Requirement 1
Copy from the listing, unchanged, the part that opens with the line containing "Detect and localize" and closes with the line containing "bar [646, 379, 653, 409]", including both of those lines and nothing else.

Page
-- Start --
Defence Services Command and Staff College
- Former names: Army Command and Staff College
- Motto: To war with wisdom and knowledge
- Type: Military Staff College
- Established: 1 January 1997
- Commandant: Major General D K S K Dolage
- Location: Sapugaskanda, Makola South, WP, Sri Lanka

= Defence Services Command and Staff College (Sri Lanka) =

Military academy at Batalanda, Sri Lanka

The Defence Services Command and Staff College (DSCSC) is a staff college of the Sri Lanka Armed Forces. It is situated at Batalanda, Makola South, 12 kilometers away from Colombo. Its aim is to develop professional knowledge of senior officers of the Sri Lanka Army, Sri Lanka Navy & the Sri Lanka Air Force. The DSCSC was formerly known as the Sri Lanka Army Command and Staff College.

The Commandant is a two-star appointment and the current Commandant of the DSCSC Major General D K S K Dolage.

==Objectives==

The above aim is met through addressing six principal objectives, which are as follows:

- Know and be able to apply the functions and techniques of staff in war and peace.
- Know and apply the principles and techniques involved in the employment of land forces in particular, and armed forces in general, in all types of military operations.
- Analyze the function of command up to and including divisional level.
- Know the structure, deployment, roles and interdependence of the Sri Lankan Armed Forces.
- Understand how the Sri Lankan defence policy is formulated and the relationship with military doctrine.
- Analyze those issues in national and international affairs, which influence the defence policies of Sri Lanka and her allies.

==History==
===Army Command and Staff College ===
Since the establishment of the Ceylon Army in 1949, mid career staff officers were sent to the British Army Staff College, Camberley and later to India's Defence Services Staff College, as well as other overseas staff colleges. With the rapid expansion of the army during the Sri Lankan Civil War, the need for more 'Staff Qualified' officers was felt as the army began mounting multi-division military operations. As a response to this need the army established the Army Command and Staff College (ACSC) on 16 March 1998 with the first course consisting of 26 Student Officers. The College was officially inaugurated on 28 August 1998 by President Chandrika Kumaratunga by the request of the Commander of the Army, Lieutenant General Rohan Daluwatte.
-- End --
Records to process
-- Start --
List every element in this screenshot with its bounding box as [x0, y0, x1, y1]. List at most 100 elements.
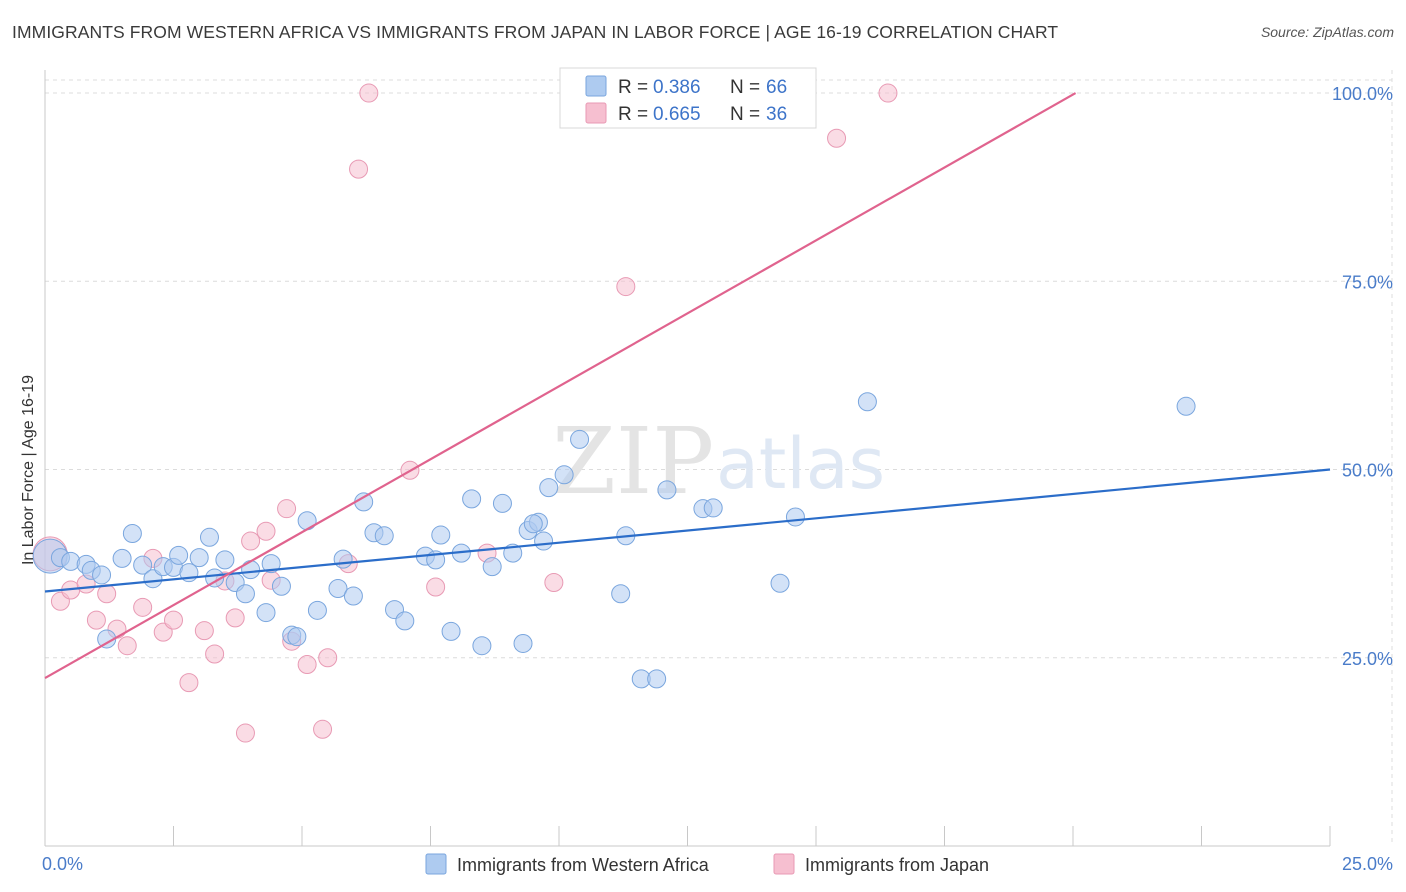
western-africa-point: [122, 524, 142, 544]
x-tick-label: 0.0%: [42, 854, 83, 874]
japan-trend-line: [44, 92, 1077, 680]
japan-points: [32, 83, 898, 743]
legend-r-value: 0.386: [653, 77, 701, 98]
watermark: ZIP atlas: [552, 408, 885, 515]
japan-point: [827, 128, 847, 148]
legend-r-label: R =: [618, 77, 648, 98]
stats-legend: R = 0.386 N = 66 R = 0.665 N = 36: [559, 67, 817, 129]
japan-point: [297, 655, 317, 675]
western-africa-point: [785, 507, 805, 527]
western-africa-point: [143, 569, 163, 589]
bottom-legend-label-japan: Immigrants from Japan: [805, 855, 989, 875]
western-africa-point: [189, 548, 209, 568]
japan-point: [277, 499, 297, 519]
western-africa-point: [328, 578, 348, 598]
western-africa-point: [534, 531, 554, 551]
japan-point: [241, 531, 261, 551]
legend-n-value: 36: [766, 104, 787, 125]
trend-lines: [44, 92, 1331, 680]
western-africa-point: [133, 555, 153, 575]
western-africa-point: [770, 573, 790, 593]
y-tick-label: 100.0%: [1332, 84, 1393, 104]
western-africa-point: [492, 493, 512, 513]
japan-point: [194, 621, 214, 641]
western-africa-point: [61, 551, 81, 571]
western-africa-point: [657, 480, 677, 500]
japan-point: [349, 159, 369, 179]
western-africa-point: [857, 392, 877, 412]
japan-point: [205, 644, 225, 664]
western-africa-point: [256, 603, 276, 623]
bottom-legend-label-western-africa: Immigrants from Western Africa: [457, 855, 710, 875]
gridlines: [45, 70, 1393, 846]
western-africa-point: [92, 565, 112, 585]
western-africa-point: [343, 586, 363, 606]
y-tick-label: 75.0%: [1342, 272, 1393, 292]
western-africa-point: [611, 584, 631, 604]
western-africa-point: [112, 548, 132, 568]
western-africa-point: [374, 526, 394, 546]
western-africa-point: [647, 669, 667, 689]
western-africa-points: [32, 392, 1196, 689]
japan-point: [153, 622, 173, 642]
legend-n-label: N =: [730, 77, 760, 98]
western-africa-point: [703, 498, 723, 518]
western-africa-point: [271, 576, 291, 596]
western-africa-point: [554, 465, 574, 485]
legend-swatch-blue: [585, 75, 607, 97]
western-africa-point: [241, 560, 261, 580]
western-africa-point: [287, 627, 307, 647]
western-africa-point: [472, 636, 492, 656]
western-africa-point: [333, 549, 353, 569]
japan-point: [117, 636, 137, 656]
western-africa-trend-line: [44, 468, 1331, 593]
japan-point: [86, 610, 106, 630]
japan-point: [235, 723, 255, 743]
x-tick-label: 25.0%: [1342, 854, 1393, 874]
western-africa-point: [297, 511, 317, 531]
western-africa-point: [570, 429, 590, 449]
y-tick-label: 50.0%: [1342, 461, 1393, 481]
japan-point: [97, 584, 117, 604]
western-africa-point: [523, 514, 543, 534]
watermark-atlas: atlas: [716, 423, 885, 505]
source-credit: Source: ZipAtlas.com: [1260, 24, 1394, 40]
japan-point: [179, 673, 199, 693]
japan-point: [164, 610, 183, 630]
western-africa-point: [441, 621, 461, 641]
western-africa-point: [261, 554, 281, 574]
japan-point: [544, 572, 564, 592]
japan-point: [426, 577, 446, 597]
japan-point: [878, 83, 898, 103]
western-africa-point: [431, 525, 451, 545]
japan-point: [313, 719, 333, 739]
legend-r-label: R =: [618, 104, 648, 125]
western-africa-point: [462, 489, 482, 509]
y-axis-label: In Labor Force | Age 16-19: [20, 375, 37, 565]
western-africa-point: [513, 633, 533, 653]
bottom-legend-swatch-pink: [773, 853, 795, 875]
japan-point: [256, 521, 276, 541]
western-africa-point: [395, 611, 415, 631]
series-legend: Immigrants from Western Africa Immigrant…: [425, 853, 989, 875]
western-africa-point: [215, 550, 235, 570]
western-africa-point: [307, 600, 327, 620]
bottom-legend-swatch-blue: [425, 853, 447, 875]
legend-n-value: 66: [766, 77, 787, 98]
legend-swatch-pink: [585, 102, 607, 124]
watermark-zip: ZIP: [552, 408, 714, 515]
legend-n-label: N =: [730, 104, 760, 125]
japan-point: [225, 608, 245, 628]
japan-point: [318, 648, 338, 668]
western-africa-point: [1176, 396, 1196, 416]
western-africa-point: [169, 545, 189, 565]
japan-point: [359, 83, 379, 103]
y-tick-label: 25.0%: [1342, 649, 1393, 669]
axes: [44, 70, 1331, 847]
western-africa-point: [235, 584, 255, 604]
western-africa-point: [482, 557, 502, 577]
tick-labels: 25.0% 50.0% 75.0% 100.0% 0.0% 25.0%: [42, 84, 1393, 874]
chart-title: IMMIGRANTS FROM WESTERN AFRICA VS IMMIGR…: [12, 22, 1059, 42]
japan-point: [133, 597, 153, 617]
-- End --
-- Start --
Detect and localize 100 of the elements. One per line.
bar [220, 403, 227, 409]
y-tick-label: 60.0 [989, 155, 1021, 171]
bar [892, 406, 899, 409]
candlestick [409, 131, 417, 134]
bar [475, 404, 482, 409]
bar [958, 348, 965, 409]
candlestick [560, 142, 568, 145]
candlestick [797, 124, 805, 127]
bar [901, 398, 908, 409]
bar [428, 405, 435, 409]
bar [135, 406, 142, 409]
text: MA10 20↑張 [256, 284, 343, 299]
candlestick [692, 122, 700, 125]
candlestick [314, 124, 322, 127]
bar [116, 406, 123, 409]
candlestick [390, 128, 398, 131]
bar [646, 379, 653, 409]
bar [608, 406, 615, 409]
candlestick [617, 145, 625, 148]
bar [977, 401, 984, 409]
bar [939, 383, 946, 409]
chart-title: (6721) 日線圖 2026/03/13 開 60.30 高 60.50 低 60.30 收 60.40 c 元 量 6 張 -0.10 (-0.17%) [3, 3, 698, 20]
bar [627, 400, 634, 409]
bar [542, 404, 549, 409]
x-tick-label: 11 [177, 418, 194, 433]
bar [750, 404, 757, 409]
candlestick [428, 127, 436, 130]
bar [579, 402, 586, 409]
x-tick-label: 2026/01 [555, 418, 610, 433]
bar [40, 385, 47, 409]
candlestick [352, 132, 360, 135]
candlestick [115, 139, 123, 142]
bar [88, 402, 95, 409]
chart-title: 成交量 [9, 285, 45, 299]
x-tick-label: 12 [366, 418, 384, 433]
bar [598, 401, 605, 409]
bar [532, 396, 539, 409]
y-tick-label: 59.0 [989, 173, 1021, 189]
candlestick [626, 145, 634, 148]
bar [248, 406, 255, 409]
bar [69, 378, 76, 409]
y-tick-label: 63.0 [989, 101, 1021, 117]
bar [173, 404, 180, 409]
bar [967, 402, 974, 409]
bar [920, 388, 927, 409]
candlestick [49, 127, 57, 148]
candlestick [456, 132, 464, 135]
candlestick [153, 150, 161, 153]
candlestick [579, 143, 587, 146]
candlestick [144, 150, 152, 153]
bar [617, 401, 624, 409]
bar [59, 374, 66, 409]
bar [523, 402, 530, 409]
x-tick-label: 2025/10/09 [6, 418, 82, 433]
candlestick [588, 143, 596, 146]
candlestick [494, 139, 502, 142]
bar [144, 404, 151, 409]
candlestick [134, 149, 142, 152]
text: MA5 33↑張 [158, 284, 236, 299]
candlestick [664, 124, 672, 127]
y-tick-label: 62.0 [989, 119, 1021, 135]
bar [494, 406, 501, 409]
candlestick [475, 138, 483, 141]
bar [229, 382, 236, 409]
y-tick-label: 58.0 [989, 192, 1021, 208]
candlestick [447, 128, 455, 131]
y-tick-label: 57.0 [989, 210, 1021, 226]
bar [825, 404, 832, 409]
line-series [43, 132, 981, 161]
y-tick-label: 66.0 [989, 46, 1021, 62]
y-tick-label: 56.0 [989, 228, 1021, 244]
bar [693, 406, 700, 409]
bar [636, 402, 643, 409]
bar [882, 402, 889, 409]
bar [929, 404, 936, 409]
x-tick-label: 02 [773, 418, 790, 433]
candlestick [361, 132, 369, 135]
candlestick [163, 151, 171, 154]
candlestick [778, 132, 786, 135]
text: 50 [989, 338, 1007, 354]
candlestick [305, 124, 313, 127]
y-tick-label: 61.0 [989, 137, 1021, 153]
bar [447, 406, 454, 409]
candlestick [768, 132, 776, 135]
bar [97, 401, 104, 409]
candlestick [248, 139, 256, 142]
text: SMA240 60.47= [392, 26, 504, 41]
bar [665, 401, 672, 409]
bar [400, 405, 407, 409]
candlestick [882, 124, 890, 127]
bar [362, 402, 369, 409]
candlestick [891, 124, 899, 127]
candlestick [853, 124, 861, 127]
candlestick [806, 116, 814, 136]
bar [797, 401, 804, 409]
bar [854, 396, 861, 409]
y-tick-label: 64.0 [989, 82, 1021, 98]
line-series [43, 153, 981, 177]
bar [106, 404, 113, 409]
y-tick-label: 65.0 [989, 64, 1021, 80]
-- End --
Requirement 2
Translate this sentence from the page on the Defence Services Command and Staff College into Spanish: "It is situated at Batalanda, Makola South, 12 kilometers away from Colombo."

Full solution 1
Detect and localize 100 of the elements. One per line.
bar [220, 403, 227, 409]
y-tick-label: 60.0 [989, 155, 1021, 171]
bar [892, 406, 899, 409]
candlestick [409, 131, 417, 134]
bar [475, 404, 482, 409]
bar [958, 348, 965, 409]
candlestick [560, 142, 568, 145]
candlestick [797, 124, 805, 127]
bar [901, 398, 908, 409]
bar [428, 405, 435, 409]
bar [135, 406, 142, 409]
text: MA10 20↑張 [256, 284, 343, 299]
candlestick [692, 122, 700, 125]
candlestick [314, 124, 322, 127]
bar [116, 406, 123, 409]
candlestick [390, 128, 398, 131]
bar [646, 379, 653, 409]

Full solution 2
Está situado en Batalanda, Makola South, a 12 kilómetros de Colombo.